» AIM
Which lines in the material below contain the word "Stuttgart"? Copy each of them.

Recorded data
★ ★ ★ ★ ★

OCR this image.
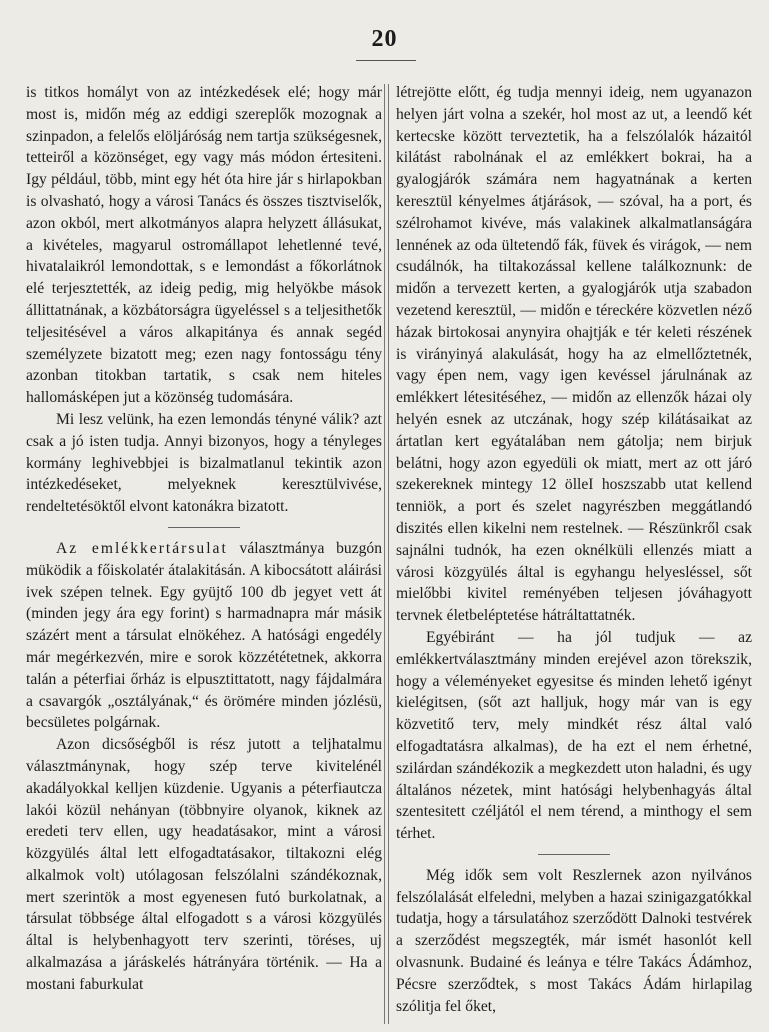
20

is titkos homályt von az intézkedések elé; hogy már most is, midőn még az eddigi szereplők mozognak a szinpadon, a felelős elöljáróság nem tartja szükségesnek, tetteiről a közönséget, egy vagy más módon értesiteni. Igy például, több, mint egy hét óta hire jár s hirlapokban is olvasható, hogy a városi Tanács és összes tisztviselők, azon okból, mert alkotmányos alapra helyzett állásukat, a kivételes, magyarul ostromállapot lehetlenné tevé, hivatalaikról lemondottak, s e lemondást a főkorlátnok elé terjesztették, az ideig pedig, mig helyökbe mások állittatnának, a közbátorságra ügyeléssel s a teljesithetők teljesitésével a város alkapitánya és annak segéd személyzete bizatott meg; ezen nagy fontosságu tény azonban titokban tartatik, s csak nem hiteles hallomásképen jut a közönség tudomására.

Mi lesz velünk, ha ezen lemondás tényné válik? azt csak a jó isten tudja. Annyi bizonyos, hogy a tényleges kormány leghivebbjei is bizalmatlanul tekintik azon intézkedéseket, melyeknek keresztülvivése, rendeltetésöktől elvont katonákra bizatott.

Az emlékkertársulat választmánya buzgón müködik a főiskolatér átalakitásán. A kibocsátott aláirási ivek szépen telnek. Egy gyüjtő 100 db jegyet vett át (minden jegy ára egy forint) s harmadnapra már másik százért ment a társulat elnökéhez. A hatósági engedély már megérkezvén, mire e sorok közzététetnek, akkorra talán a péterfiai őrház is elpusztittatott, nagy fájdalmára a csavargók „osztályának,“ és örömére minden józlésü, becsületes polgárnak.

Azon dicsőségből is rész jutott a teljhatalmu választmánynak, hogy szép terve kivitelénél akadályokkal kelljen küzdenie. Ugyanis a péterfiautcza lakói közül nehányan (többnyire olyanok, kiknek az eredeti terv ellen, ugy headatásakor, mint a városi közgyülés által lett elfogadtatásakor, tiltakozni elég alkalmok volt) utólagosan felszólalni szándékoznak, mert szerintök a most egyenesen futó burkolatnak, a társulat többsége által elfogadott s a városi közgyülés által is helybenhagyott terv szerinti, töréses, uj alkalmazása a járáskelés hátrányára történik. — Ha a mostani faburkulat

létrejötte előtt, ég tudja mennyi ideig, nem ugyanazon helyen járt volna a szekér, hol most az ut, a leendő két kertecske között terveztetik, ha a felszólalók házaitól kilátást rabolnának el az emlékkert bokrai, ha a gyalogjárók számára nem hagyatnának a kerten keresztül kényelmes átjárások, — szóval, ha a port, és szélrohamot kivéve, más valakinek alkalmatlanságára lennének az oda ültetendő fák, füvek és virágok, — nem csudálnók, ha tiltakozással kellene találkoznunk: de midőn a tervezett kerten, a gyalogjárók utja szabadon vezetend keresztül, — midőn e téreckére közvetlen néző házak birtokosai anynyira ohajtják e tér keleti részének is virányinyá alakulását, hogy ha az elmellőztetnék, vagy épen nem, vagy igen kevéssel járulnának az emlékkert létesitéséhez, — midőn az ellenzők házai oly helyén esnek az utczának, hogy szép kilátásaikat az ártatlan kert egyátalában nem gátolja; nem birjuk belátni, hogy azon egyedüli ok miatt, mert az ott járó szekereknek mintegy 12 ölleI hoszszabb utat kellend tenniök, a port és szelet nagyrészben meggátlandó diszités ellen kikelni nem restelnek. — Részünkről csak sajnálni tudnók, ha ezen oknélküli ellenzés miatt a városi közgyülés által is egyhangu helyesléssel, sőt mielőbbi kivitel reményében teljesen jóváhagyott tervnek életbeléptetése hátráltattatnék.

Egyébiránt — ha jól tudjuk — az emlékkertválasztmány minden erejével azon törekszik, hogy a véleményeket egyesitse és minden lehető igényt kielégitsen, (sőt azt halljuk, hogy már van is egy közvetitő terv, mely mindkét rész által való elfogadtatásra alkalmas), de ha ezt el nem érhetné, szilárdan szándékozik a megkezdett uton haladni, és ugy általános nézetek, mint hatósági helybenhagyás által szentesitett czéljától el nem térend, a minthogy el sem térhet.

Még idők sem volt Reszlernek azon nyilvános felszólalását elfeledni, melyben a hazai szinigazgatókkal tudatja, hogy a társulatához szerződött Dalnoki testvérek a szerződést megszegték, már ismét hasonlót kell olvasnunk. Budainé és leánya e télre Takács Ádámhoz, Pécsre szerződtek, s most Takács Ádám hirlapilag szólitja fel őket,
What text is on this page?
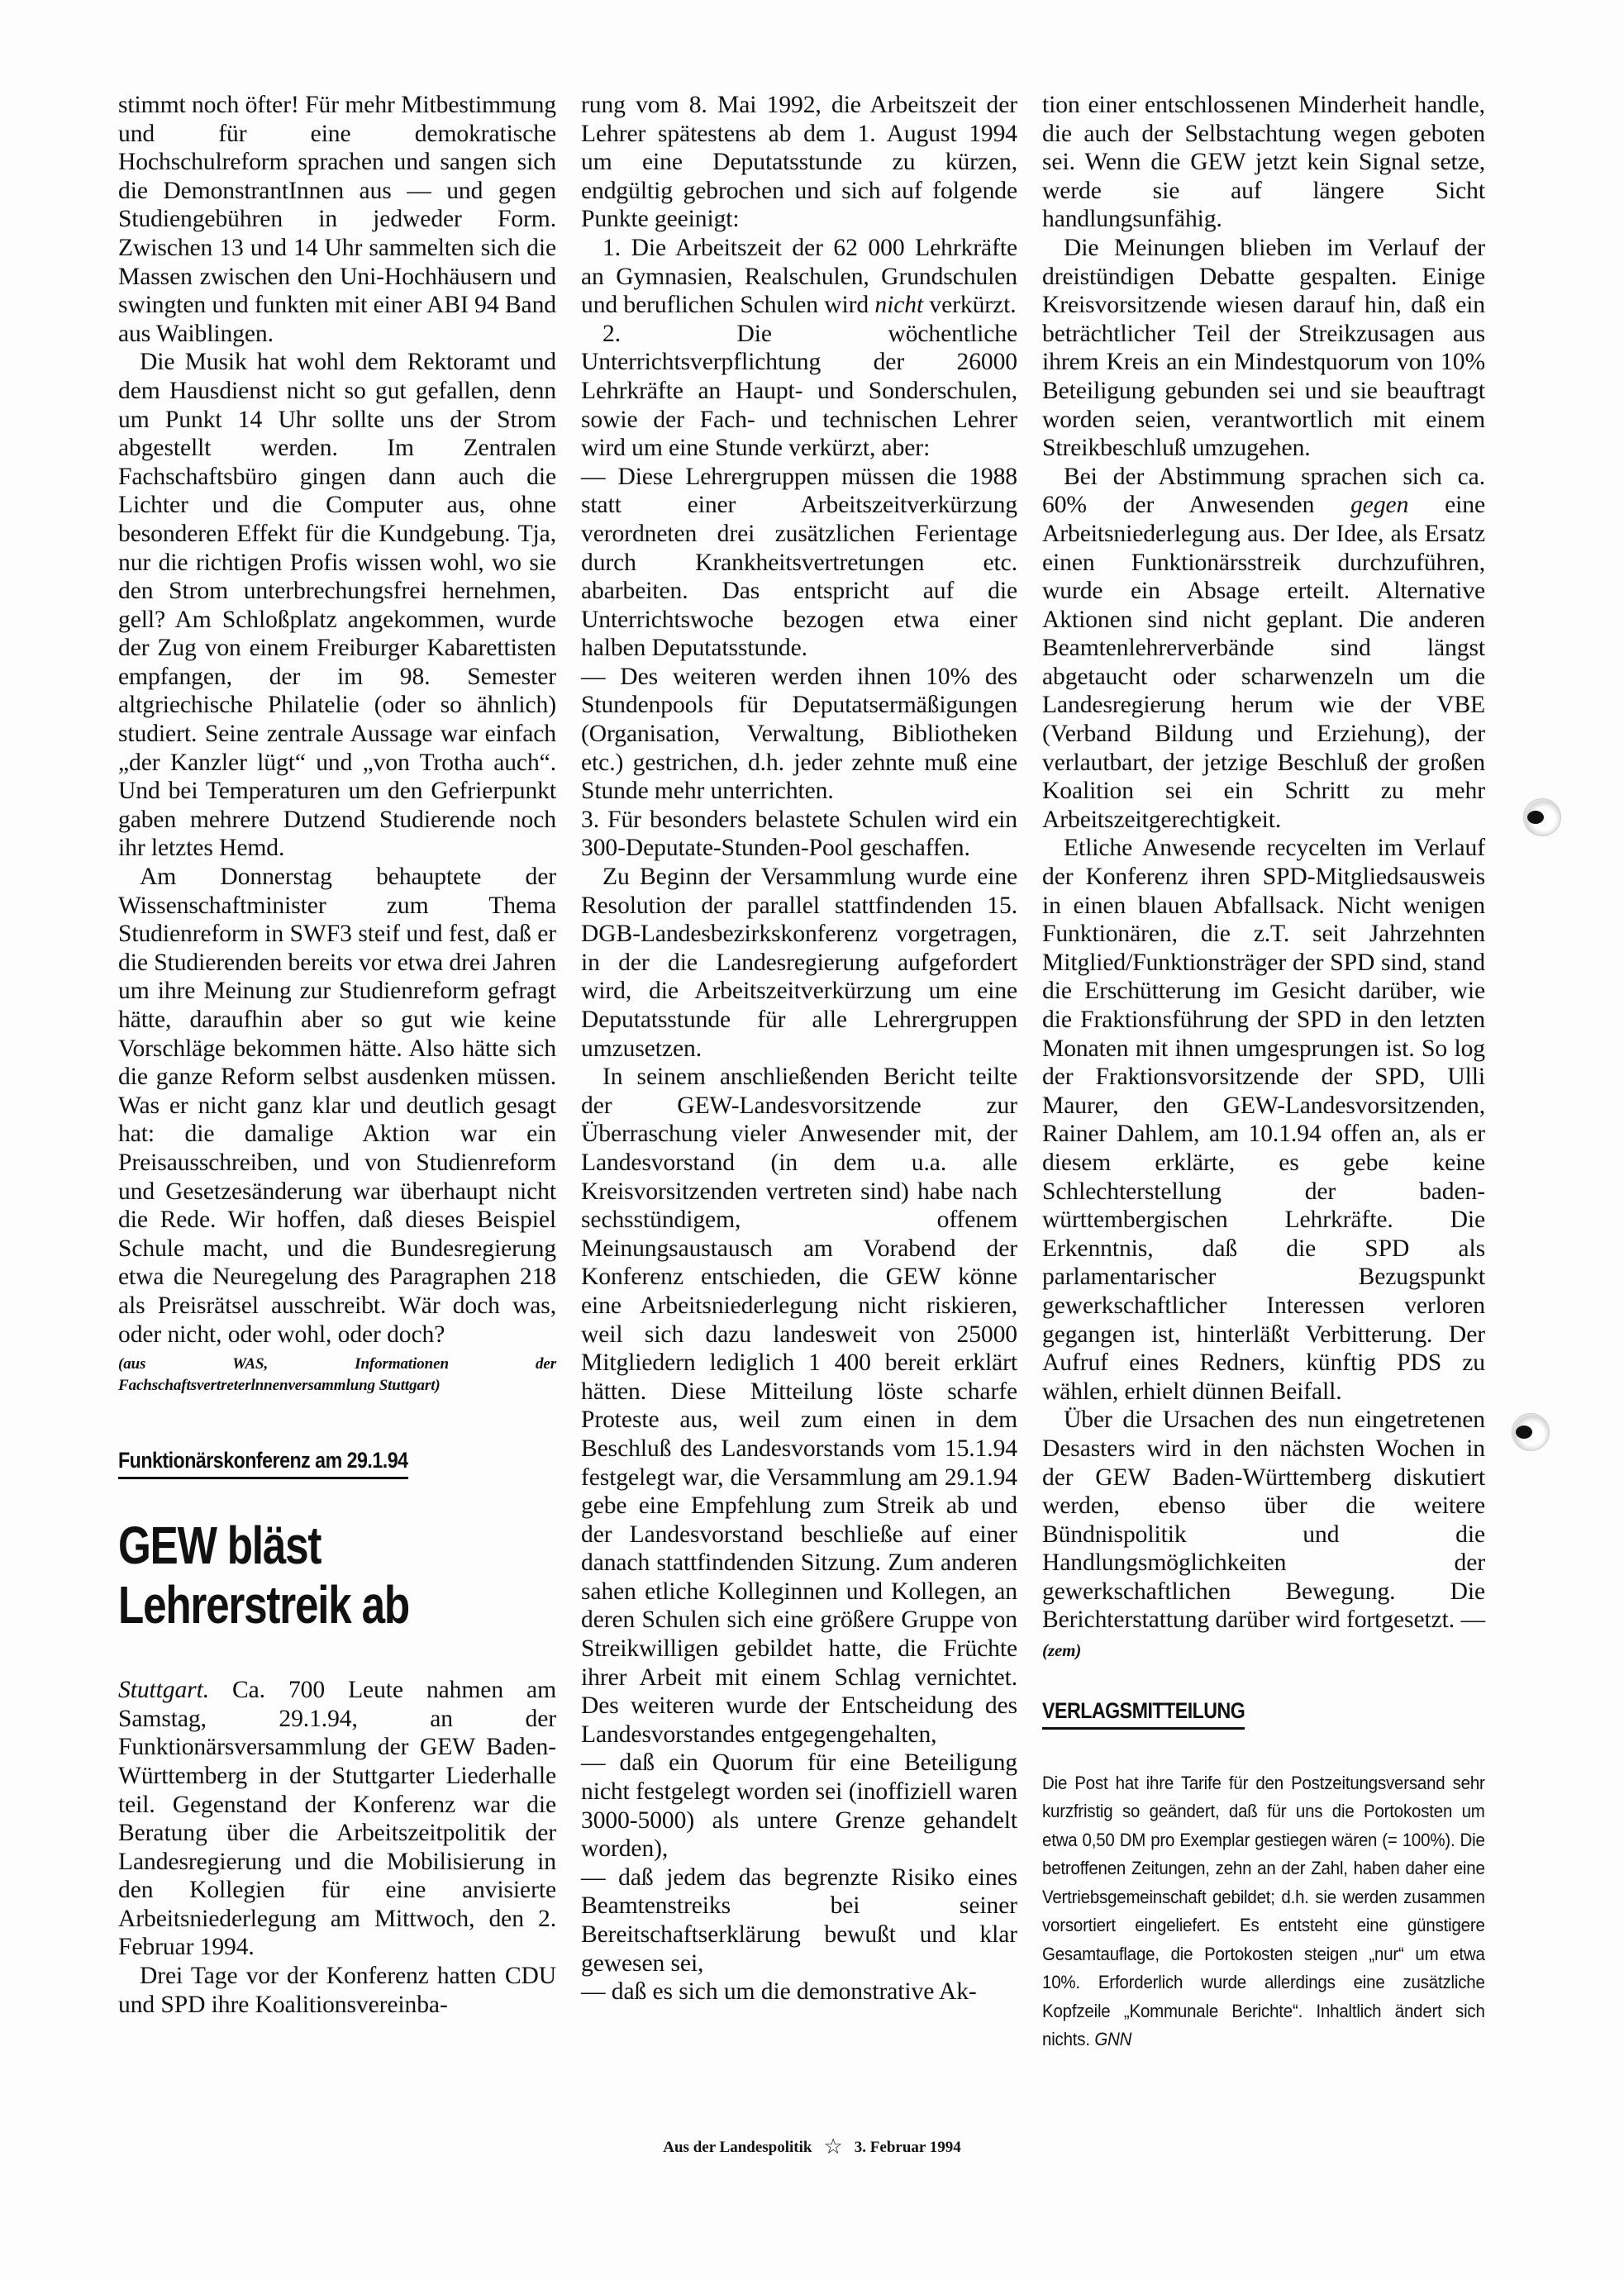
stimmt noch öfter! Für mehr Mitbestimmung und für eine demokratische Hochschulreform sprachen und sangen sich die DemonstrantInnen aus — und gegen Studiengebühren in jedweder Form. Zwischen 13 und 14 Uhr sammelten sich die Massen zwischen den Uni-Hochhäusern und swingten und funkten mit einer ABI 94 Band aus Waiblingen.

Die Musik hat wohl dem Rektoramt und dem Hausdienst nicht so gut gefallen, denn um Punkt 14 Uhr sollte uns der Strom abgestellt werden. Im Zentralen Fachschaftsbüro gingen dann auch die Lichter und die Computer aus, ohne besonderen Effekt für die Kundgebung. Tja, nur die richtigen Profis wissen wohl, wo sie den Strom unterbrechungsfrei hernehmen, gell? Am Schloßplatz angekommen, wurde der Zug von einem Freiburger Kabarettisten empfangen, der im 98. Semester altgriechische Philatelie (oder so ähnlich) studiert. Seine zentrale Aussage war einfach „der Kanzler lügt“ und „von Trotha auch“. Und bei Temperaturen um den Gefrierpunkt gaben mehrere Dutzend Studierende noch ihr letztes Hemd.

Am Donnerstag behauptete der Wissenschaftminister zum Thema Studienreform in SWF3 steif und fest, daß er die Studierenden bereits vor etwa drei Jahren um ihre Meinung zur Studienreform gefragt hätte, daraufhin aber so gut wie keine Vorschläge bekommen hätte. Also hätte sich die ganze Reform selbst ausdenken müssen. Was er nicht ganz klar und deutlich gesagt hat: die damalige Aktion war ein Preisausschreiben, und von Studienreform und Gesetzesänderung war überhaupt nicht die Rede. Wir hoffen, daß dieses Beispiel Schule macht, und die Bundesregierung etwa die Neuregelung des Paragraphen 218 als Preisrätsel ausschreibt. Wär doch was, oder nicht, oder wohl, oder doch?

(aus WAS, Informationen der Fachschaftsvertreterlnnenversammlung Stuttgart)

Funktionärskonferenz am 29.1.94
GEW bläst
Lehrerstreik ab

Stuttgart. Ca. 700 Leute nahmen am Samstag, 29.1.94, an der Funktionärsversammlung der GEW Baden-Württemberg in der Stuttgarter Liederhalle teil. Gegenstand der Konferenz war die Beratung über die Arbeitszeitpolitik der Landesregierung und die Mobilisierung in den Kollegien für eine anvisierte Arbeitsniederlegung am Mittwoch, den 2. Februar 1994.

Drei Tage vor der Konferenz hatten CDU und SPD ihre Koalitionsvereinba-

rung vom 8. Mai 1992, die Arbeitszeit der Lehrer spätestens ab dem 1. August 1994 um eine Deputatsstunde zu kürzen, endgültig gebrochen und sich auf folgende Punkte geeinigt:

1. Die Arbeitszeit der 62 000 Lehrkräfte an Gymnasien, Realschulen, Grundschulen und beruflichen Schulen wird nicht verkürzt.

2. Die wöchentliche Unterrichtsverpflichtung der 26000 Lehrkräfte an Haupt- und Sonderschulen, sowie der Fach- und technischen Lehrer wird um eine Stunde verkürzt, aber:

— Diese Lehrergruppen müssen die 1988 statt einer Arbeitszeitverkürzung verordneten drei zusätzlichen Ferientage durch Krankheitsvertretungen etc. abarbeiten. Das entspricht auf die Unterrichtswoche bezogen etwa einer halben Deputatsstunde.

— Des weiteren werden ihnen 10% des Stundenpools für Deputatsermäßigungen (Organisation, Verwaltung, Bibliotheken etc.) gestrichen, d.h. jeder zehnte muß eine Stunde mehr unterrichten.

3. Für besonders belastete Schulen wird ein 300-Deputate-Stunden-Pool geschaffen.

Zu Beginn der Versammlung wurde eine Resolution der parallel stattfindenden 15. DGB-Landesbezirkskonferenz vorgetragen, in der die Landesregierung aufgefordert wird, die Arbeitszeitverkürzung um eine Deputatsstunde für alle Lehrergruppen umzusetzen.

In seinem anschließenden Bericht teilte der GEW-Landesvorsitzende zur Überraschung vieler Anwesender mit, der Landesvorstand (in dem u.a. alle Kreisvorsitzenden vertreten sind) habe nach sechsstündigem, offenem Meinungsaustausch am Vorabend der Konferenz entschieden, die GEW könne eine Arbeitsniederlegung nicht riskieren, weil sich dazu landesweit von 25000 Mitgliedern lediglich 1 400 bereit erklärt hätten. Diese Mitteilung löste scharfe Proteste aus, weil zum einen in dem Beschluß des Landesvorstands vom 15.1.94 festgelegt war, die Versammlung am 29.1.94 gebe eine Empfehlung zum Streik ab und der Landesvorstand beschließe auf einer danach stattfindenden Sitzung. Zum anderen sahen etliche Kolleginnen und Kollegen, an deren Schulen sich eine größere Gruppe von Streikwilligen gebildet hatte, die Früchte ihrer Arbeit mit einem Schlag vernichtet. Des weiteren wurde der Entscheidung des Landesvorstandes entgegengehalten,

— daß ein Quorum für eine Beteiligung nicht festgelegt worden sei (inoffiziell waren 3000-5000) als untere Grenze gehandelt worden),

— daß jedem das begrenzte Risiko eines Beamtenstreiks bei seiner Bereitschaftserklärung bewußt und klar gewesen sei,

— daß es sich um die demonstrative Ak-

tion einer entschlossenen Minderheit handle, die auch der Selbstachtung wegen geboten sei. Wenn die GEW jetzt kein Signal setze, werde sie auf längere Sicht handlungsunfähig.

Die Meinungen blieben im Verlauf der dreistündigen Debatte gespalten. Einige Kreisvorsitzende wiesen darauf hin, daß ein beträchtlicher Teil der Streikzusagen aus ihrem Kreis an ein Mindestquorum von 10% Beteiligung gebunden sei und sie beauftragt worden seien, verantwortlich mit einem Streikbeschluß umzugehen.

Bei der Abstimmung sprachen sich ca. 60% der Anwesenden gegen eine Arbeitsniederlegung aus. Der Idee, als Ersatz einen Funktionärsstreik durchzuführen, wurde ein Absage erteilt. Alternative Aktionen sind nicht geplant. Die anderen Beamtenlehrerverbände sind längst abgetaucht oder scharwenzeln um die Landesregierung herum wie der VBE (Verband Bildung und Erziehung), der verlautbart, der jetzige Beschluß der großen Koalition sei ein Schritt zu mehr Arbeitszeitgerechtigkeit.

Etliche Anwesende recycelten im Verlauf der Konferenz ihren SPD-Mitgliedsausweis in einen blauen Abfallsack. Nicht wenigen Funktionären, die z.T. seit Jahrzehnten Mitglied/Funktionsträger der SPD sind, stand die Erschütterung im Gesicht darüber, wie die Fraktionsführung der SPD in den letzten Monaten mit ihnen umgesprungen ist. So log der Fraktionsvorsitzende der SPD, Ulli Maurer, den GEW-Landesvorsitzenden, Rainer Dahlem, am 10.1.94 offen an, als er diesem erklärte, es gebe keine Schlechterstellung der baden-württembergischen Lehrkräfte. Die Erkenntnis, daß die SPD als parlamentarischer Bezugspunkt gewerkschaftlicher Interessen verloren gegangen ist, hinterläßt Verbitterung. Der Aufruf eines Redners, künftig PDS zu wählen, erhielt dünnen Beifall.

Über die Ursachen des nun eingetretenen Desasters wird in den nächsten Wochen in der GEW Baden-Württemberg diskutiert werden, ebenso über die weitere Bündnispolitik und die Handlungsmöglichkeiten der gewerkschaftlichen Bewegung. Die Berichterstattung darüber wird fortgesetzt. — (zem)

VERLAGSMITTEILUNG
Die Post hat ihre Tarife für den Postzeitungsversand sehr kurzfristig so geändert, daß für uns die Portokosten um etwa 0,50 DM pro Exemplar gestiegen wären (= 100%). Die betroffenen Zeitungen, zehn an der Zahl, haben daher eine Vertriebsgemeinschaft gebildet; d.h. sie werden zusammen vorsortiert eingeliefert. Es entsteht eine günstigere Gesamtauflage, die Portokosten steigen „nur“ um etwa 10%. Erforderlich wurde allerdings eine zusätzliche Kopfzeile „Kommunale Berichte“. Inhaltlich ändert sich nichts. GNN
Aus der Landespolitik ☆ 3. Februar 1994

★ ★ ★ ★ ★

» THE RESPONSE
(aus WAS, Informationen der Fachschaftsvertreterlnnenversammlung Stuttgart)
Stuttgart. Ca. 700 Leute nahmen am Samstag, 29.1.94, an der Funktionärsversammlung der GEW Baden-Württemberg in der Stuttgarter Liederhalle teil. Gegenstand der Konferenz war die Beratung über die Arbeitszeitpolitik der Landesregierung und die Mobilisierung in den Kollegien für eine anvisierte Arbeitsniederlegung am Mittwoch, den 2. Februar 1994.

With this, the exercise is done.